▸ **Required task**:
Report, word for word, every line of the material that contains "disciple".

Extracted data entries:
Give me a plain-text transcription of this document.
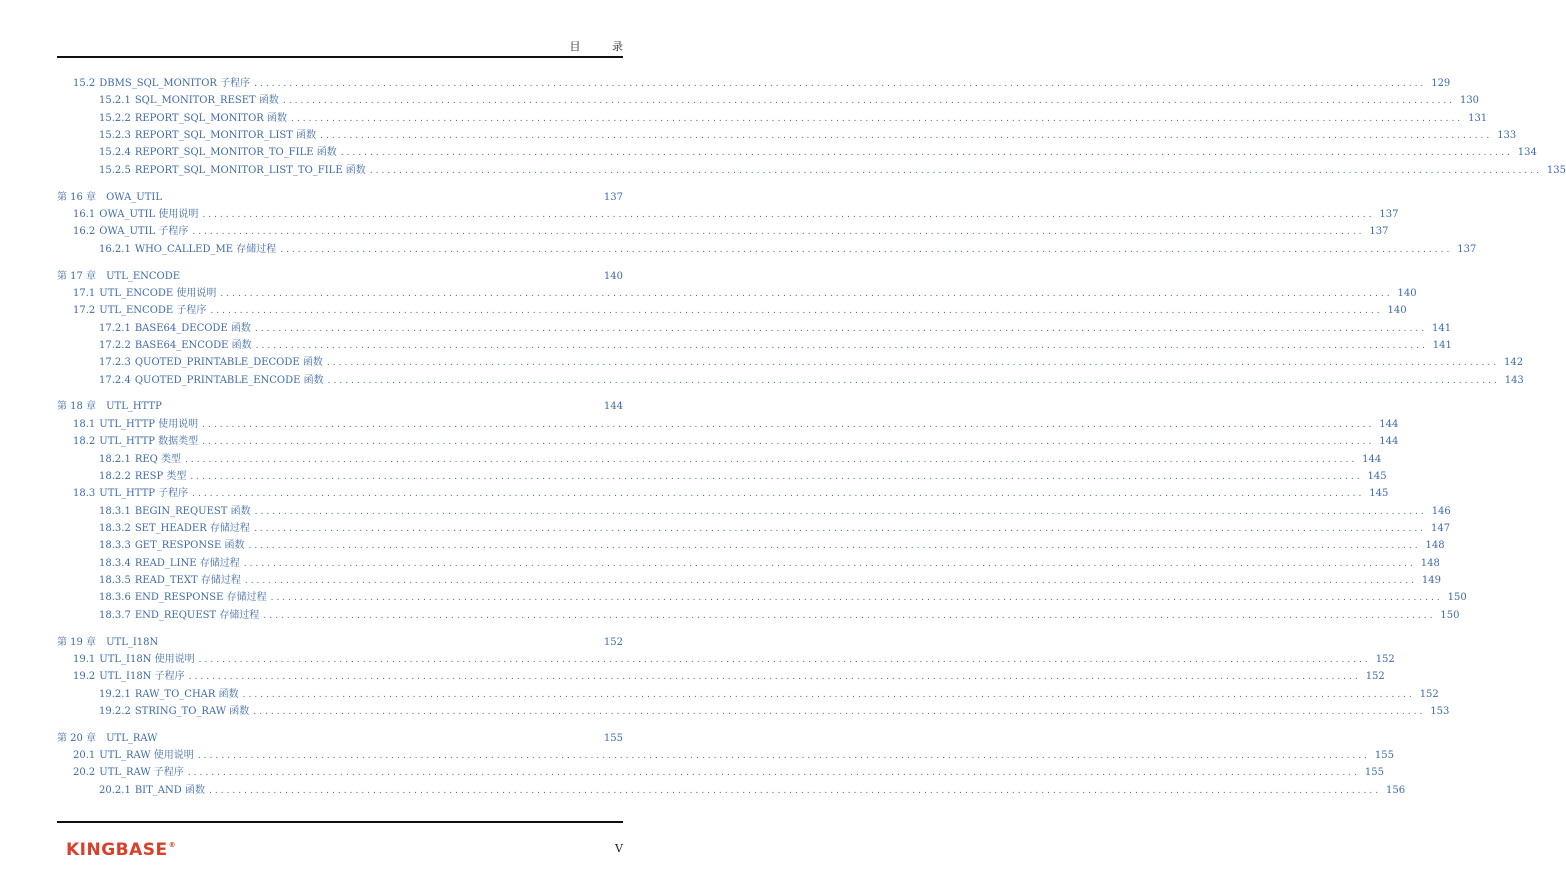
目 录
15.2 DBMS_SQL_MONITOR 子程序 ........................................................................................................................................................................................................ 129
15.2.1 SQL_MONITOR_RESET 函数 ........................................................................................................................................................................................................ 130
15.2.2 REPORT_SQL_MONITOR 函数 ........................................................................................................................................................................................................ 131
15.2.3 REPORT_SQL_MONITOR_LIST 函数 ........................................................................................................................................................................................................ 133
15.2.4 REPORT_SQL_MONITOR_TO_FILE 函数 ........................................................................................................................................................................................................ 134
15.2.5 REPORT_SQL_MONITOR_LIST_TO_FILE 函数 ........................................................................................................................................................................................................ 135
第 16 章 OWA_UTIL	137
16.1 OWA_UTIL 使用说明 ........................................................................................................................................................................................................ 137
16.2 OWA_UTIL 子程序 ........................................................................................................................................................................................................ 137
16.2.1 WHO_CALLED_ME 存储过程 ........................................................................................................................................................................................................ 137
第 17 章 UTL_ENCODE	140
17.1 UTL_ENCODE 使用说明 ........................................................................................................................................................................................................ 140
17.2 UTL_ENCODE 子程序 ........................................................................................................................................................................................................ 140
17.2.1 BASE64_DECODE 函数 ........................................................................................................................................................................................................ 141
17.2.2 BASE64_ENCODE 函数 ........................................................................................................................................................................................................ 141
17.2.3 QUOTED_PRINTABLE_DECODE 函数 ........................................................................................................................................................................................................ 142
17.2.4 QUOTED_PRINTABLE_ENCODE 函数 ........................................................................................................................................................................................................ 143
第 18 章 UTL_HTTP	144
18.1 UTL_HTTP 使用说明 ........................................................................................................................................................................................................ 144
18.2 UTL_HTTP 数据类型 ........................................................................................................................................................................................................ 144
18.2.1 REQ 类型 ........................................................................................................................................................................................................ 144
18.2.2 RESP 类型 ........................................................................................................................................................................................................ 145
18.3 UTL_HTTP 子程序 ........................................................................................................................................................................................................ 145
18.3.1 BEGIN_REQUEST 函数 ........................................................................................................................................................................................................ 146
18.3.2 SET_HEADER 存储过程 ........................................................................................................................................................................................................ 147
18.3.3 GET_RESPONSE 函数 ........................................................................................................................................................................................................ 148
18.3.4 READ_LINE 存储过程 ........................................................................................................................................................................................................ 148
18.3.5 READ_TEXT 存储过程 ........................................................................................................................................................................................................ 149
18.3.6 END_RESPONSE 存储过程 ........................................................................................................................................................................................................ 150
18.3.7 END_REQUEST 存储过程 ........................................................................................................................................................................................................ 150
第 19 章 UTL_I18N	152
19.1 UTL_I18N 使用说明 ........................................................................................................................................................................................................ 152
19.2 UTL_I18N 子程序 ........................................................................................................................................................................................................ 152
19.2.1 RAW_TO_CHAR 函数 ........................................................................................................................................................................................................ 152
19.2.2 STRING_TO_RAW 函数 ........................................................................................................................................................................................................ 153
第 20 章 UTL_RAW	155
20.1 UTL_RAW 使用说明 ........................................................................................................................................................................................................ 155
20.2 UTL_RAW 子程序 ........................................................................................................................................................................................................ 155
20.2.1 BIT_AND 函数 ........................................................................................................................................................................................................ 156
KINGBASE®	V
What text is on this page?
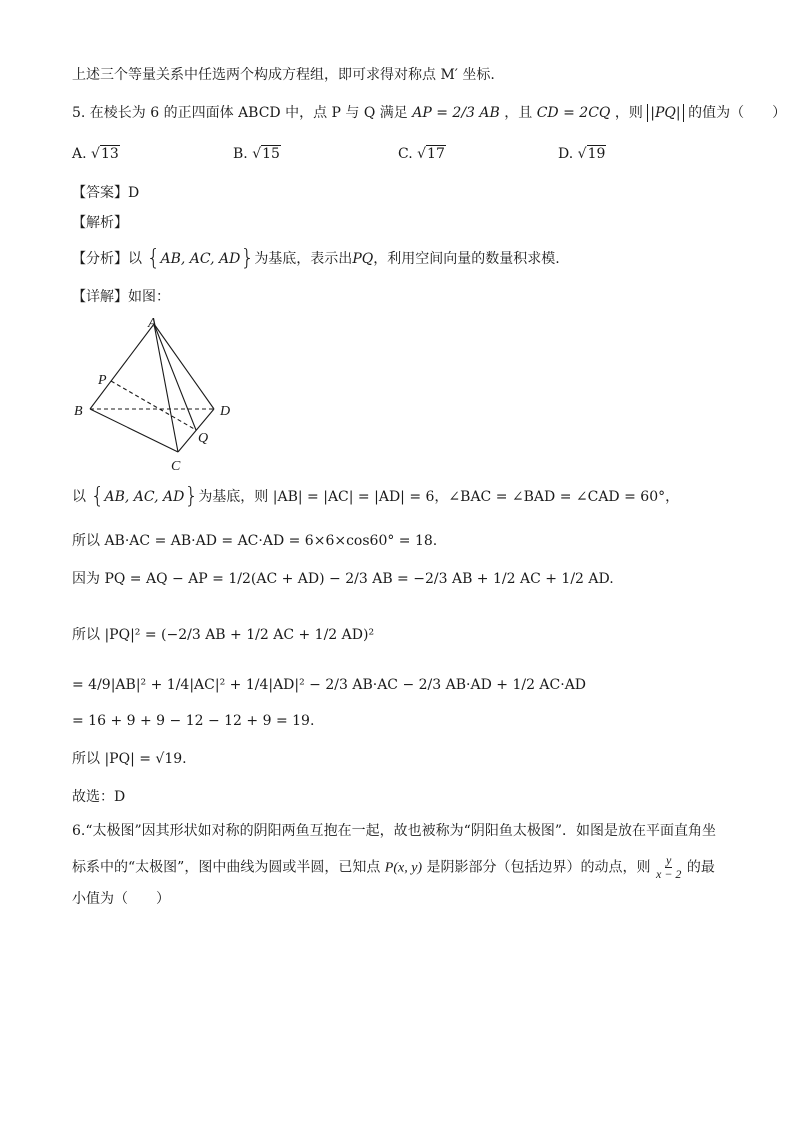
上述三个等量关系中任选两个构成方程组，即可求得对称点 M′ 坐标.
5. 在棱长为 6 的正四面体 ABCD 中，点 P 与 Q 满足 AP = 2/3 AB ，且 CD = 2CQ ，则 |PQ| 的值为（　　）
A. √ 13	B. √ 15	C. √ 17	D. √ 19
【答案】D
【解析】
【分析】以 {AB, AC, AD}为基底，表示出PQ，利用空间向量的数量积求模.
【详解】如图：
A
B
C
D
P
Q
以 {AB, AC, AD}为基底，则 |AB| = |AC| = |AD| = 6，∠BAC = ∠BAD = ∠CAD = 60°，
所以 AB·AC = AB·AD = AC·AD = 6×6×cos60° = 18.
因为 PQ = AQ − AP = 1/2(AC + AD) − 2/3 AB = −2/3 AB + 1/2 AC + 1/2 AD.
所以 |PQ|² = (−2/3 AB + 1/2 AC + 1/2 AD)²
= 4/9|AB|² + 1/4|AC|² + 1/4|AD|² − 2/3 AB·AC − 2/3 AB·AD + 1/2 AC·AD
= 16 + 9 + 9 − 12 − 12 + 9 = 19.
所以 |PQ| = √19.
故选：D
6.“太极图”因其形状如对称的阴阳两鱼互抱在一起，故也被称为“阴阳鱼太极图”．如图是放在平面直角坐
标系中的“太极图”，图中曲线为圆或半圆，已知点 P(x, y) 是阴影部分（包括边界）的动点，则 $\frac{y}{x - 2}$ 的最
小值为（　　）
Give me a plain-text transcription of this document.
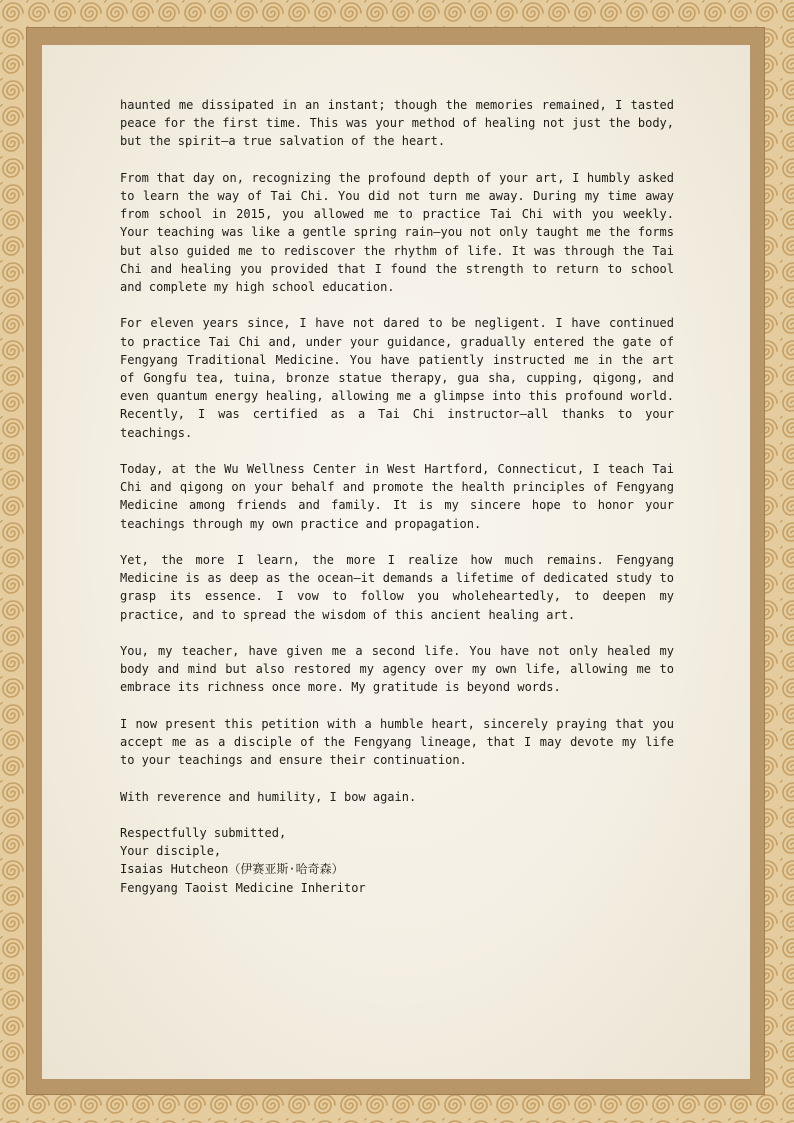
haunted me dissipated in an instant; though the memories remained, I tasted peace for the first time. This was your method of healing not just the body, but the spirit—a true salvation of the heart.

From that day on, recognizing the profound depth of your art, I humbly asked to learn the way of Tai Chi. You did not turn me away. During my time away from school in 2015, you allowed me to practice Tai Chi with you weekly. Your teaching was like a gentle spring rain—you not only taught me the forms but also guided me to rediscover the rhythm of life. It was through the Tai Chi and healing you provided that I found the strength to return to school and complete my high school education.

For eleven years since, I have not dared to be negligent. I have continued to practice Tai Chi and, under your guidance, gradually entered the gate of Fengyang Traditional Medicine. You have patiently instructed me in the art of Gongfu tea, tuina, bronze statue therapy, gua sha, cupping, qigong, and even quantum energy healing, allowing me a glimpse into this profound world. Recently, I was certified as a Tai Chi instructor—all thanks to your teachings.

Today, at the Wu Wellness Center in West Hartford, Connecticut, I teach Tai Chi and qigong on your behalf and promote the health principles of Fengyang Medicine among friends and family. It is my sincere hope to honor your teachings through my own practice and propagation.

Yet, the more I learn, the more I realize how much remains. Fengyang Medicine is as deep as the ocean—it demands a lifetime of dedicated study to grasp its essence. I vow to follow you wholeheartedly, to deepen my practice, and to spread the wisdom of this ancient healing art.

You, my teacher, have given me a second life. You have not only healed my body and mind but also restored my agency over my own life, allowing me to embrace its richness once more. My gratitude is beyond words.

I now present this petition with a humble heart, sincerely praying that you accept me as a disciple of the Fengyang lineage, that I may devote my life to your teachings and ensure their continuation.

With reverence and humility, I bow again.

Respectfully submitted,
Your disciple,
Isaias Hutcheon（伊赛亚斯·哈奇森）
Fengyang Taoist Medicine Inheritor
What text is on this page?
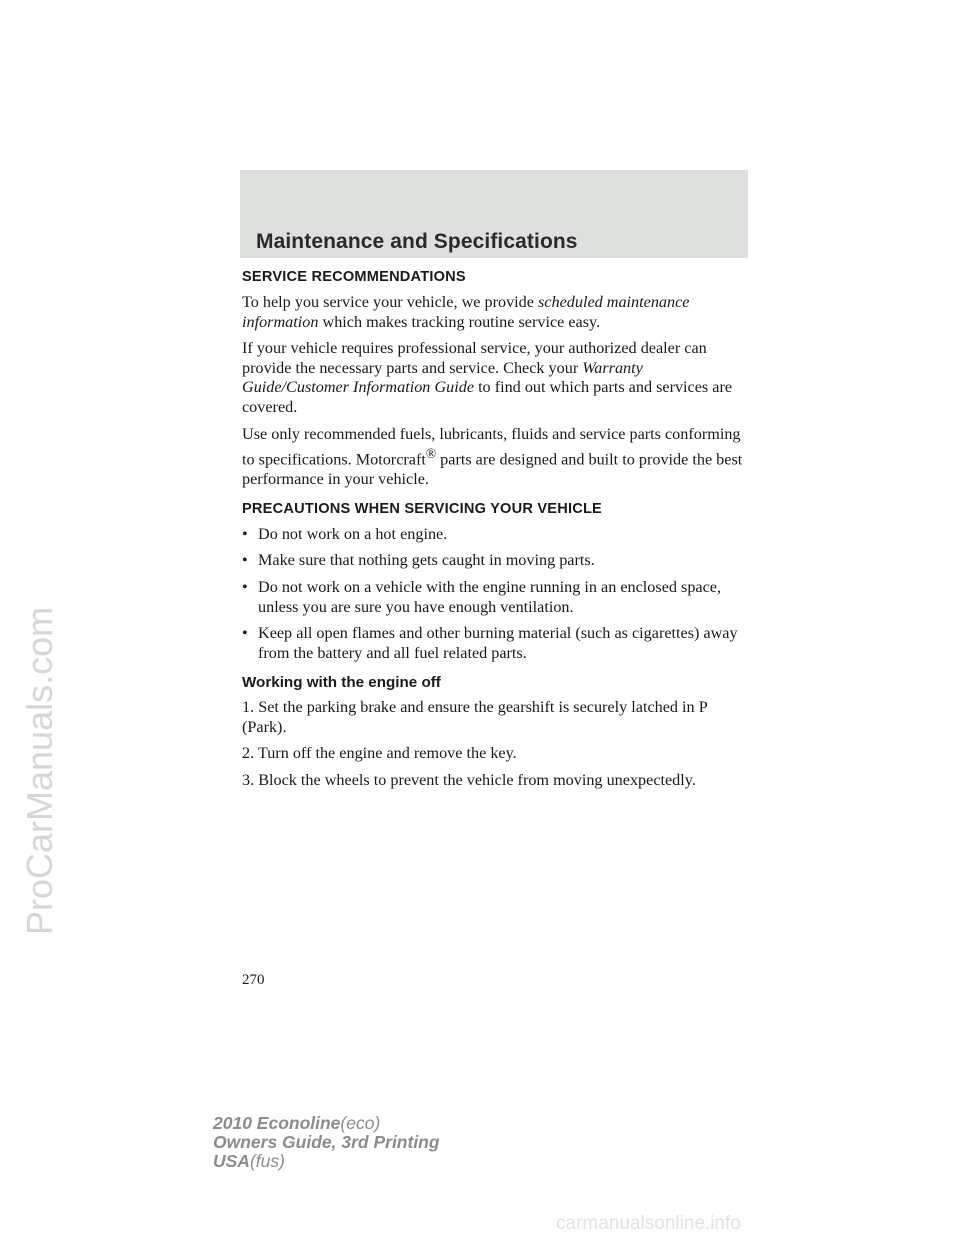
ProCarManuals.com
Maintenance and Specifications
SERVICE RECOMMENDATIONS

To help you service your vehicle, we provide scheduled maintenance information which makes tracking routine service easy.

If your vehicle requires professional service, your authorized dealer can provide the necessary parts and service. Check your Warranty Guide/Customer Information Guide to find out which parts and services are covered.

Use only recommended fuels, lubricants, fluids and service parts conforming to specifications. Motorcraft® parts are designed and built to provide the best performance in your vehicle.

PRECAUTIONS WHEN SERVICING YOUR VEHICLE
• Do not work on a hot engine.
• Make sure that nothing gets caught in moving parts.
• Do not work on a vehicle with the engine running in an enclosed space, unless you are sure you have enough ventilation.
• Keep all open flames and other burning material (such as cigarettes) away from the battery and all fuel related parts.
Working with the engine off

1. Set the parking brake and ensure the gearshift is securely latched in P (Park).

2. Turn off the engine and remove the key.

3. Block the wheels to prevent the vehicle from moving unexpectedly.

270

2010 Econoline(eco)
Owners Guide, 3rd Printing
USA(fus)

carmanualsonline.info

▸ **Output**:
I now present this petition with a humble heart, sincerely praying that you accept me as a disciple of the Fengyang lineage, that I may devote my life to your teachings and ensure their continuation.
Your disciple,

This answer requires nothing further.